## Problem requirements
Pictures do not belong in the copy; quote every entry below exactly.

....

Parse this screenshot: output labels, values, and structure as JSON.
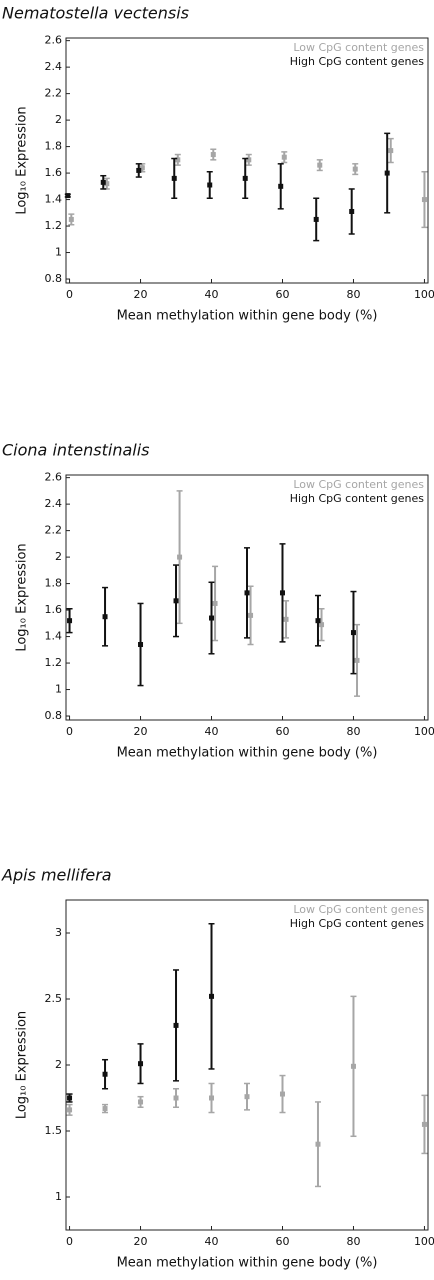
{
  "chart_data": [
    {
      "type": "scatter",
      "title": "Nematostella vectensis",
      "xlabel": "Mean methylation within gene body (%)",
      "ylabel": "Log₁₀ Expression",
      "xlim": [
        -1,
        101
      ],
      "ylim": [
        0.77,
        2.62
      ],
      "xticks": [
        0,
        20,
        40,
        60,
        80,
        100
      ],
      "yticks": [
        0.8,
        1,
        1.2,
        1.4,
        1.6,
        1.8,
        2,
        2.2,
        2.4,
        2.6
      ],
      "legend": "upper right",
      "series": [
        {
          "name": "Low CpG content genes",
          "color": "#a6a6a6",
          "x": [
            0.5,
            10.5,
            20.5,
            30.5,
            40.5,
            50.5,
            60.5,
            70.5,
            80.5,
            90.5,
            100
          ],
          "values": [
            1.25,
            1.52,
            1.64,
            1.7,
            1.74,
            1.7,
            1.72,
            1.66,
            1.63,
            1.77,
            1.4
          ],
          "errors": [
            0.04,
            0.04,
            0.03,
            0.04,
            0.04,
            0.04,
            0.04,
            0.04,
            0.04,
            0.09,
            0.21
          ]
        },
        {
          "name": "High CpG content genes",
          "color": "#111111",
          "x": [
            -0.5,
            9.5,
            19.5,
            29.5,
            39.5,
            49.5,
            59.5,
            69.5,
            79.5,
            89.5
          ],
          "values": [
            1.43,
            1.53,
            1.62,
            1.56,
            1.51,
            1.56,
            1.5,
            1.25,
            1.31,
            1.6
          ],
          "errors": [
            0.01,
            0.05,
            0.05,
            0.15,
            0.1,
            0.15,
            0.17,
            0.16,
            0.17,
            0.3
          ]
        }
      ]
    },
    {
      "type": "scatter",
      "title": "Ciona intenstinalis",
      "xlabel": "Mean methylation within gene body (%)",
      "ylabel": "Log₁₀ Expression",
      "xlim": [
        -1,
        101
      ],
      "ylim": [
        0.77,
        2.62
      ],
      "xticks": [
        0,
        20,
        40,
        60,
        80,
        100
      ],
      "yticks": [
        0.8,
        1,
        1.2,
        1.4,
        1.6,
        1.8,
        2,
        2.2,
        2.4,
        2.6
      ],
      "legend": "upper right",
      "series": [
        {
          "name": "Low CpG content genes",
          "color": "#a6a6a6",
          "x": [
            31,
            41,
            51,
            61,
            71,
            81
          ],
          "values": [
            2.0,
            1.65,
            1.56,
            1.53,
            1.49,
            1.22
          ],
          "errors": [
            0.5,
            0.28,
            0.22,
            0.14,
            0.12,
            0.27
          ]
        },
        {
          "name": "High CpG content genes",
          "color": "#111111",
          "x": [
            0,
            10,
            20,
            30,
            40,
            50,
            60,
            70,
            80
          ],
          "values": [
            1.52,
            1.55,
            1.34,
            1.67,
            1.54,
            1.73,
            1.73,
            1.52,
            1.43
          ],
          "errors": [
            0.09,
            0.22,
            0.31,
            0.27,
            0.27,
            0.34,
            0.37,
            0.19,
            0.31
          ]
        }
      ]
    },
    {
      "type": "scatter",
      "title": "Apis mellifera",
      "xlabel": "Mean methylation within gene body (%)",
      "ylabel": "Log₁₀ Expression",
      "xlim": [
        -1,
        101
      ],
      "ylim": [
        0.75,
        3.25
      ],
      "xticks": [
        0,
        20,
        40,
        60,
        80,
        100
      ],
      "yticks": [
        1,
        1.5,
        2,
        2.5,
        3
      ],
      "legend": "upper right",
      "series": [
        {
          "name": "Low CpG content genes",
          "color": "#a6a6a6",
          "x": [
            0,
            10,
            20,
            30,
            40,
            50,
            60,
            70,
            80,
            100
          ],
          "values": [
            1.66,
            1.67,
            1.72,
            1.75,
            1.75,
            1.76,
            1.78,
            1.4,
            1.99,
            1.55
          ],
          "errors": [
            0.04,
            0.03,
            0.04,
            0.07,
            0.11,
            0.1,
            0.14,
            0.32,
            0.53,
            0.22
          ]
        },
        {
          "name": "High CpG content genes",
          "color": "#111111",
          "x": [
            0,
            10,
            20,
            30,
            40
          ],
          "values": [
            1.75,
            1.93,
            2.01,
            2.3,
            2.52
          ],
          "errors": [
            0.03,
            0.11,
            0.15,
            0.42,
            0.55
          ]
        }
      ]
    }
  ]
}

....

## Finished exercise
Parse this screenshot: output labels, values, and structure as JSON.
{
  "chart_data": [
    {
      "type": "scatter",
      "title": "Nematostella vectensis",
      "xlabel": "Mean methylation within gene body (%)",
      "ylabel": "Log₁₀ Expression",
      "xlim": [
        -1,
        101
      ],
      "ylim": [
        0.77,
        2.62
      ],
      "xticks": [
        0,
        20,
        40,
        60,
        80,
        100
      ],
      "yticks": [
        0.8,
        1,
        1.2,
        1.4,
        1.6,
        1.8,
        2,
        2.2,
        2.4,
        2.6
      ],
      "legend": "upper right",
      "series": [
        {
          "name": "Low CpG content genes",
          "color": "#a6a6a6",
          "x": [
            0.5,
            10.5,
            20.5,
            30.5,
            40.5,
            50.5,
            60.5,
            70.5,
            80.5,
            90.5,
            100
          ],
          "values": [
            1.25,
            1.52,
            1.64,
            1.7,
            1.74,
            1.7,
            1.72,
            1.66,
            1.63,
            1.77,
            1.4
          ],
          "errors": [
            0.04,
            0.04,
            0.03,
            0.04,
            0.04,
            0.04,
            0.04,
            0.04,
            0.04,
            0.09,
            0.21
          ]
        },
        {
          "name": "High CpG content genes",
          "color": "#111111",
          "x": [
            -0.5,
            9.5,
            19.5,
            29.5,
            39.5,
            49.5,
            59.5,
            69.5,
            79.5,
            89.5
          ],
          "values": [
            1.43,
            1.53,
            1.62,
            1.56,
            1.51,
            1.56,
            1.5,
            1.25,
            1.31,
            1.6
          ],
          "errors": [
            0.01,
            0.05,
            0.05,
            0.15,
            0.1,
            0.15,
            0.17,
            0.16,
            0.17,
            0.3
          ]
        }
      ]
    },
    {
      "type": "scatter",
      "title": "Ciona intenstinalis",
      "xlabel": "Mean methylation within gene body (%)",
      "ylabel": "Log₁₀ Expression",
      "xlim": [
        -1,
        101
      ],
      "ylim": [
        0.77,
        2.62
      ],
      "xticks": [
        0,
        20,
        40,
        60,
        80,
        100
      ],
      "yticks": [
        0.8,
        1,
        1.2,
        1.4,
        1.6,
        1.8,
        2,
        2.2,
        2.4,
        2.6
      ],
      "legend": "upper right",
      "series": [
        {
          "name": "Low CpG content genes",
          "color": "#a6a6a6",
          "x": [
            31,
            41,
            51,
            61,
            71,
            81
          ],
          "values": [
            2.0,
            1.65,
            1.56,
            1.53,
            1.49,
            1.22
          ],
          "errors": [
            0.5,
            0.28,
            0.22,
            0.14,
            0.12,
            0.27
          ]
        },
        {
          "name": "High CpG content genes",
          "color": "#111111",
          "x": [
            0,
            10,
            20,
            30,
            40,
            50,
            60,
            70,
            80
          ],
          "values": [
            1.52,
            1.55,
            1.34,
            1.67,
            1.54,
            1.73,
            1.73,
            1.52,
            1.43
          ],
          "errors": [
            0.09,
            0.22,
            0.31,
            0.27,
            0.27,
            0.34,
            0.37,
            0.19,
            0.31
          ]
        }
      ]
    },
    {
      "type": "scatter",
      "title": "Apis mellifera",
      "xlabel": "Mean methylation within gene body (%)",
      "ylabel": "Log₁₀ Expression",
      "xlim": [
        -1,
        101
      ],
      "ylim": [
        0.75,
        3.25
      ],
      "xticks": [
        0,
        20,
        40,
        60,
        80,
        100
      ],
      "yticks": [
        1,
        1.5,
        2,
        2.5,
        3
      ],
      "legend": "upper right",
      "series": [
        {
          "name": "Low CpG content genes",
          "color": "#a6a6a6",
          "x": [
            0,
            10,
            20,
            30,
            40,
            50,
            60,
            70,
            80,
            100
          ],
          "values": [
            1.66,
            1.67,
            1.72,
            1.75,
            1.75,
            1.76,
            1.78,
            1.4,
            1.99,
            1.55
          ],
          "errors": [
            0.04,
            0.03,
            0.04,
            0.07,
            0.11,
            0.1,
            0.14,
            0.32,
            0.53,
            0.22
          ]
        },
        {
          "name": "High CpG content genes",
          "color": "#111111",
          "x": [
            0,
            10,
            20,
            30,
            40
          ],
          "values": [
            1.75,
            1.93,
            2.01,
            2.3,
            2.52
          ],
          "errors": [
            0.03,
            0.11,
            0.15,
            0.42,
            0.55
          ]
        }
      ]
    }
  ]
}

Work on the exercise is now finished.